## Given entries
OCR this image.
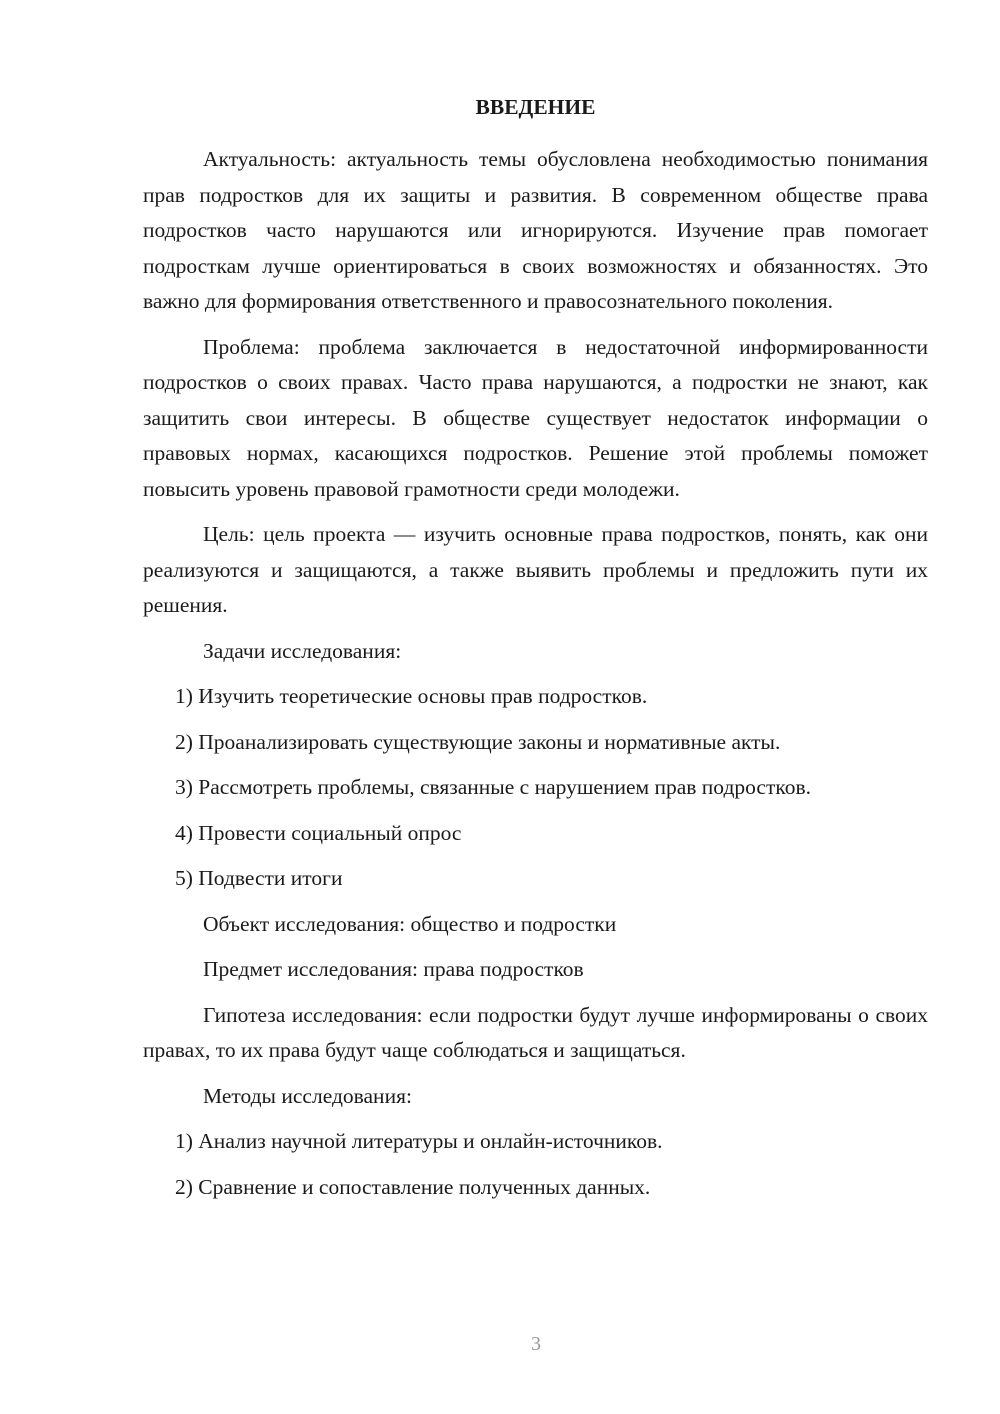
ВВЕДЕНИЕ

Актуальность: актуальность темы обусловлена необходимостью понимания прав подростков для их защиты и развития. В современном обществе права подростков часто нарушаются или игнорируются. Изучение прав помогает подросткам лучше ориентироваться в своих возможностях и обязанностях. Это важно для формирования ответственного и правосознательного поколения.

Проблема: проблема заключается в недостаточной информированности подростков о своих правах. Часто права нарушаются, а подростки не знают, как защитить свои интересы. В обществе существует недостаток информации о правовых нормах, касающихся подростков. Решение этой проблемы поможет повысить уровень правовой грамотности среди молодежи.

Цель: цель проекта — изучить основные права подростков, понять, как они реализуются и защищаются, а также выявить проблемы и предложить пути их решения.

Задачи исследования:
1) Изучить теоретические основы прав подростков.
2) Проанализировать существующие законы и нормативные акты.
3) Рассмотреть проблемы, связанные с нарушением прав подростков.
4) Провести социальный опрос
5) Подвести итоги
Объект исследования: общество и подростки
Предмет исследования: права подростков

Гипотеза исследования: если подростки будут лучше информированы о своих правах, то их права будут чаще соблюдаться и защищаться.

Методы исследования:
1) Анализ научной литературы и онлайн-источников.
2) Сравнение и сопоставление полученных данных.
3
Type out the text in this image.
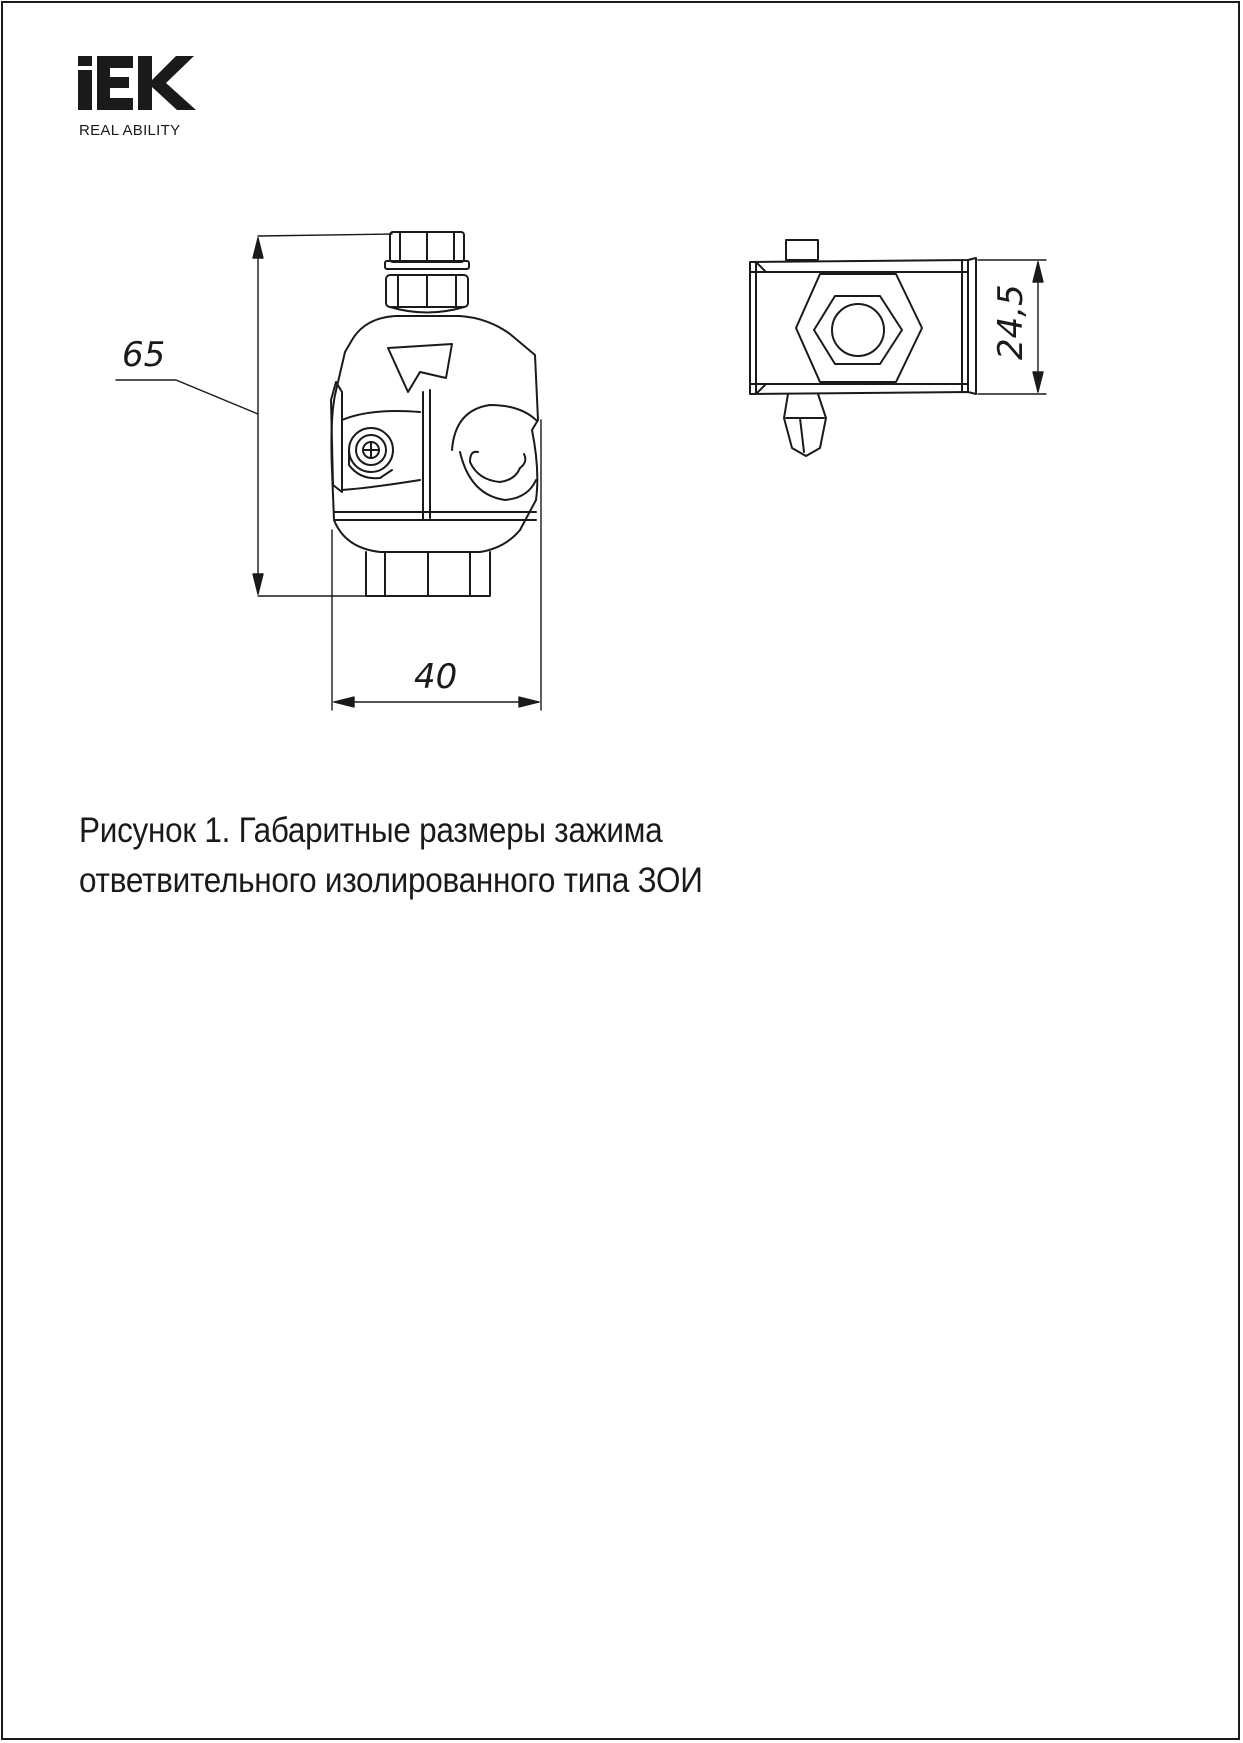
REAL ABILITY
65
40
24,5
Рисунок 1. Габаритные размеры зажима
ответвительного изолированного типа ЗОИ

==

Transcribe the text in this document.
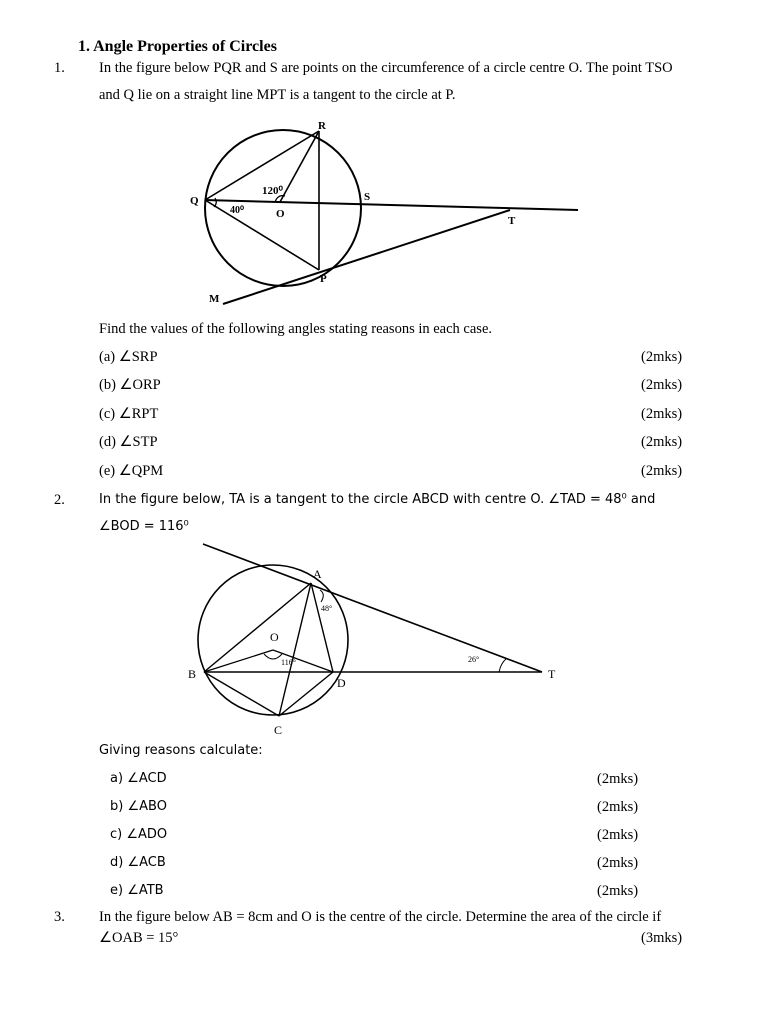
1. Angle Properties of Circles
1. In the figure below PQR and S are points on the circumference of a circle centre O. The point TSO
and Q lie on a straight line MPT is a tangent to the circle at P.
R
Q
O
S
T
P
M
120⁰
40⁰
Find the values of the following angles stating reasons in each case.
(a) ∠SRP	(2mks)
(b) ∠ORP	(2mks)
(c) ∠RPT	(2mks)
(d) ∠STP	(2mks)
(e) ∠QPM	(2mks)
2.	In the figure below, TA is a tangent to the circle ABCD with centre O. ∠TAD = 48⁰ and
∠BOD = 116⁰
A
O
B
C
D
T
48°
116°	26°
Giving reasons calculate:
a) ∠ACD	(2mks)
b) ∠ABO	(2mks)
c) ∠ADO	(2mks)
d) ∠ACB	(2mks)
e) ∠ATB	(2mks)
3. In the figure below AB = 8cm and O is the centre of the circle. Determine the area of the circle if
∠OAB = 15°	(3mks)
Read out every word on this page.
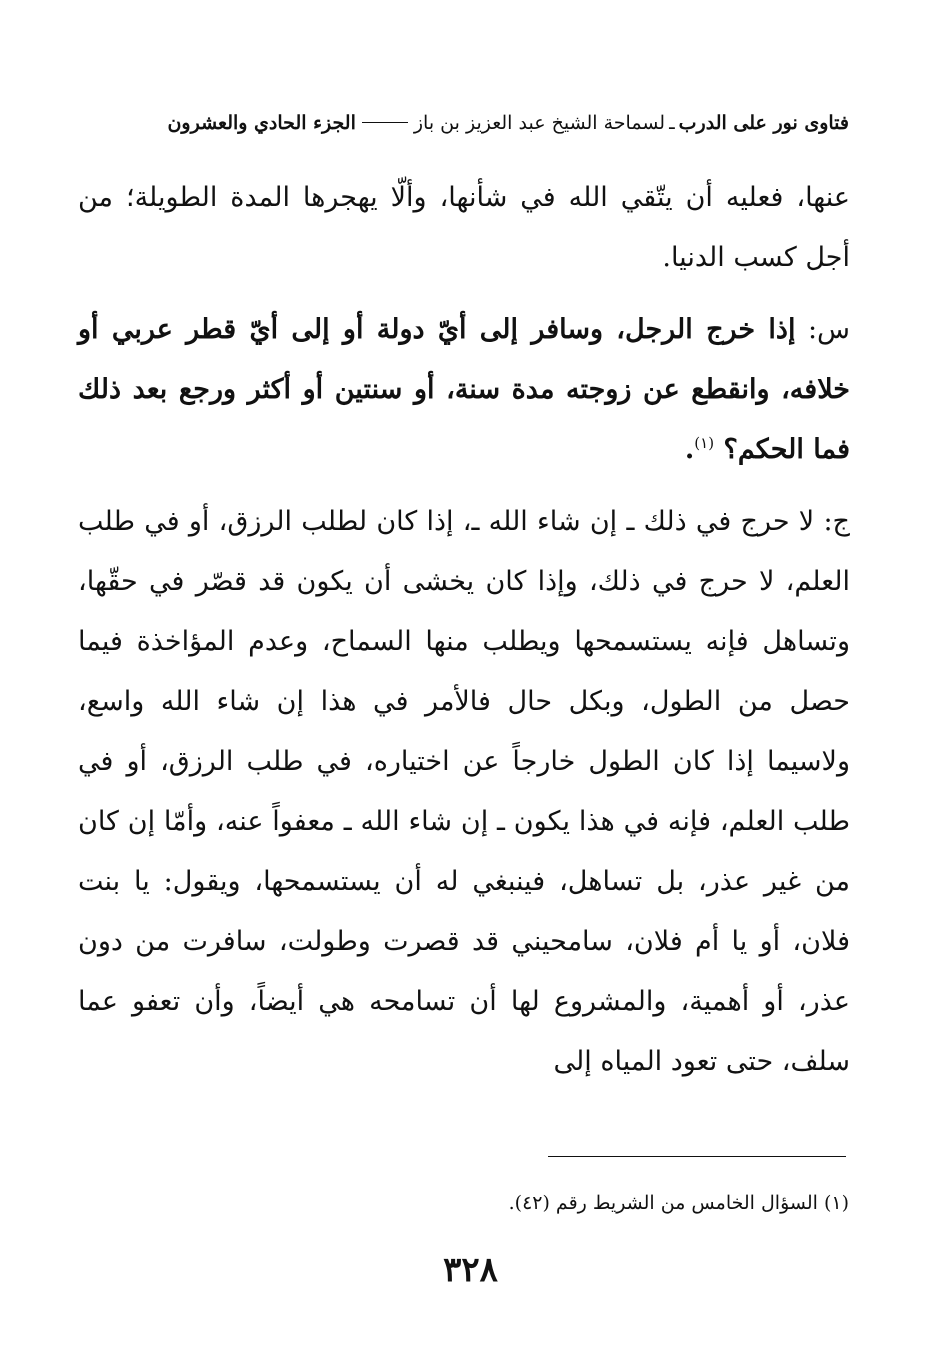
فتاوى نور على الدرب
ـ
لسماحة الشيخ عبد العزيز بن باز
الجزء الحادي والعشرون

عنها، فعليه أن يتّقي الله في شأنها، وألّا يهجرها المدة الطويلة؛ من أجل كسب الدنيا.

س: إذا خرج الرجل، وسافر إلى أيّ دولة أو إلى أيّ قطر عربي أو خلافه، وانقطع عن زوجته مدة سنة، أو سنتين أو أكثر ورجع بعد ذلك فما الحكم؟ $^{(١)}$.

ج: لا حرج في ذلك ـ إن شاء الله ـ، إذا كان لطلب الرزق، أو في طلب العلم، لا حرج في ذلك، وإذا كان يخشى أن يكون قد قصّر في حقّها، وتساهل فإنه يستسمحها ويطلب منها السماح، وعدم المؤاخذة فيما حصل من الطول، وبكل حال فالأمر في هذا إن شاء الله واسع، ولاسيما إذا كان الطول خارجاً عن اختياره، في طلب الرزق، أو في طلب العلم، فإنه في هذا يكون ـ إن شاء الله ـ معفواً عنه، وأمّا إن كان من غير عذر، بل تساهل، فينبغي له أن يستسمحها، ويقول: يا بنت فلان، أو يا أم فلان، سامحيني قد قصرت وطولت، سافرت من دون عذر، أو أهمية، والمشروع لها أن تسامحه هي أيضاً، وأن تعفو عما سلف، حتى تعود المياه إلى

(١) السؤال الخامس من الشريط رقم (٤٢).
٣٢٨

## Aim
Out of the preceding entries, pull every line containing the string "лучше".

## The reply
Актуальность: актуальность темы обусловлена необходимостью понимания прав подростков для их защиты и развития. В современном обществе права подростков часто нарушаются или игнорируются. Изучение прав помогает подросткам лучше ориентироваться в своих возможностях и обязанностях. Это важно для формирования ответственного и правосознательного поколения.
Гипотеза исследования: если подростки будут лучше информированы о своих правах, то их права будут чаще соблюдаться и защищаться.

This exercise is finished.